------ RECORDS ------

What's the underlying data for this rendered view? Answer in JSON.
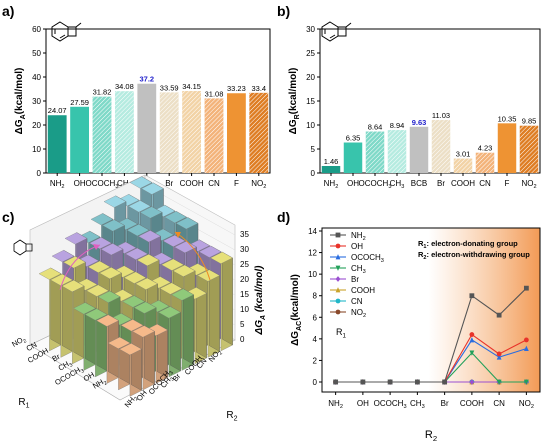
{
  "chart_data": [
    {
      "panel": "a)",
      "type": "bar",
      "ylabel": "ΔG_A(kcal/mol)",
      "ylim": [
        0,
        60
      ],
      "yticks": [
        0,
        10,
        20,
        30,
        40,
        50,
        60
      ],
      "categories": [
        "NH2",
        "OH",
        "OCOCH3",
        "CH3",
        "BCB",
        "Br",
        "COOH",
        "CN",
        "F",
        "NO2"
      ],
      "values": [
        24.07,
        27.59,
        31.82,
        34.08,
        37.2,
        33.59,
        34.15,
        31.08,
        33.23,
        33.4
      ],
      "value_labels": [
        "24.07",
        "27.59",
        "31.82",
        "34.08",
        "37.2",
        "33.59",
        "34.15",
        "31.08",
        "33.23",
        "33.4"
      ],
      "colors": [
        "#1a9c88",
        "#38c4ac",
        "#7fd9c8",
        "#b5ebe0",
        "#c0c0c0",
        "#ecdfc6",
        "#f2d3a6",
        "#f3b37a",
        "#ee9333",
        "#de7d23"
      ],
      "patterns": [
        "solid",
        "solid",
        "hatch",
        "hatch",
        "solid",
        "hatch",
        "hatch",
        "hatch",
        "solid",
        "hatch"
      ],
      "highlight_index": 4,
      "highlight_color": "#2222cc"
    },
    {
      "panel": "b)",
      "type": "bar",
      "ylabel": "ΔG_R(kcal/mol)",
      "ylim": [
        0,
        30
      ],
      "yticks": [
        0,
        5,
        10,
        15,
        20,
        25,
        30
      ],
      "categories": [
        "NH2",
        "OH",
        "OCOCH3",
        "CH3",
        "BCB",
        "Br",
        "COOH",
        "CN",
        "F",
        "NO2"
      ],
      "values": [
        1.46,
        6.35,
        8.64,
        8.94,
        9.63,
        11.03,
        3.01,
        4.23,
        10.35,
        9.85
      ],
      "value_labels": [
        "1.46",
        "6.35",
        "8.64",
        "8.94",
        "9.63",
        "11.03",
        "3.01",
        "4.23",
        "10.35",
        "9.85"
      ],
      "colors": [
        "#1a9c88",
        "#38c4ac",
        "#7fd9c8",
        "#b5ebe0",
        "#c0c0c0",
        "#ecdfc6",
        "#f2d3a6",
        "#f3b37a",
        "#ee9333",
        "#de7d23"
      ],
      "patterns": [
        "solid",
        "solid",
        "hatch",
        "hatch",
        "solid",
        "hatch",
        "hatch",
        "hatch",
        "solid",
        "hatch"
      ],
      "highlight_index": 4,
      "highlight_color": "#2222cc"
    },
    {
      "panel": "c)",
      "type": "bar3d",
      "zlabel": "ΔG_A (kcal/mol)",
      "zticks": [
        "0",
        "5",
        "10",
        "15",
        "20",
        "25",
        "30",
        "35"
      ],
      "r1_label": "R1",
      "r2_label": "R2",
      "r1_categories": [
        "NO2",
        "CN",
        "COOH",
        "Br",
        "CH3",
        "OCOCH3",
        "OH",
        "NH2"
      ],
      "r2_categories": [
        "NH2",
        "OH",
        "OCOCH3",
        "CH3",
        "Br",
        "COOH",
        "CN",
        "NO2"
      ],
      "layer_colors": [
        "#f5b98a",
        "#8fc97a",
        "#e6e07a",
        "#b9a3e0",
        "#7fc0c8",
        "#9bd7e6"
      ]
    },
    {
      "panel": "d)",
      "type": "line",
      "xlabel": "R2",
      "ylabel": "ΔG_AC(kcal/mol)",
      "ylim": [
        0,
        14
      ],
      "yticks": [
        0,
        2,
        4,
        6,
        8,
        10,
        12,
        14
      ],
      "categories": [
        "NH2",
        "OH",
        "OCOCH3",
        "CH3",
        "Br",
        "COOH",
        "CN",
        "NO2"
      ],
      "series": [
        {
          "name": "NH2",
          "color": "#555555",
          "marker": "square",
          "values": [
            0,
            0,
            0,
            0,
            0,
            8.0,
            6.2,
            8.7
          ]
        },
        {
          "name": "OH",
          "color": "#e8332a",
          "marker": "circle",
          "values": [
            0,
            0,
            0,
            0,
            0,
            4.4,
            2.6,
            3.9
          ]
        },
        {
          "name": "OCOCH3",
          "color": "#2a6de0",
          "marker": "triangle",
          "values": [
            0,
            0,
            0,
            0,
            0,
            3.9,
            2.3,
            3.1
          ]
        },
        {
          "name": "CH3",
          "color": "#22a05a",
          "marker": "tridown",
          "values": [
            0,
            0,
            0,
            0,
            0,
            2.7,
            0,
            0
          ]
        },
        {
          "name": "Br",
          "color": "#9a4fd0",
          "marker": "diamond",
          "values": [
            0,
            0,
            0,
            0,
            0,
            0,
            0,
            0
          ]
        },
        {
          "name": "COOH",
          "color": "#c9a32b",
          "marker": "triangle",
          "values": [
            0,
            0,
            0,
            0,
            0,
            0,
            0,
            0
          ]
        },
        {
          "name": "CN",
          "color": "#22b7c8",
          "marker": "circle",
          "values": [
            0,
            0,
            0,
            0,
            0,
            0,
            0,
            0
          ]
        },
        {
          "name": "NO2",
          "color": "#8a4a2c",
          "marker": "circle",
          "values": [
            0,
            0,
            0,
            0,
            0,
            0,
            0,
            0
          ]
        }
      ],
      "r1_label": "R1",
      "annotations": [
        "R1: electron-donating group",
        "R2: electron-withdrawing group"
      ],
      "shade_from_category_index": 4.5
    }
  ]
}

------

AIM.
Pull out each line containing the word "electron" and copy it.

RESULT BELOW.
        "R1: electron-donating group",
        "R2: electron-withdrawing group"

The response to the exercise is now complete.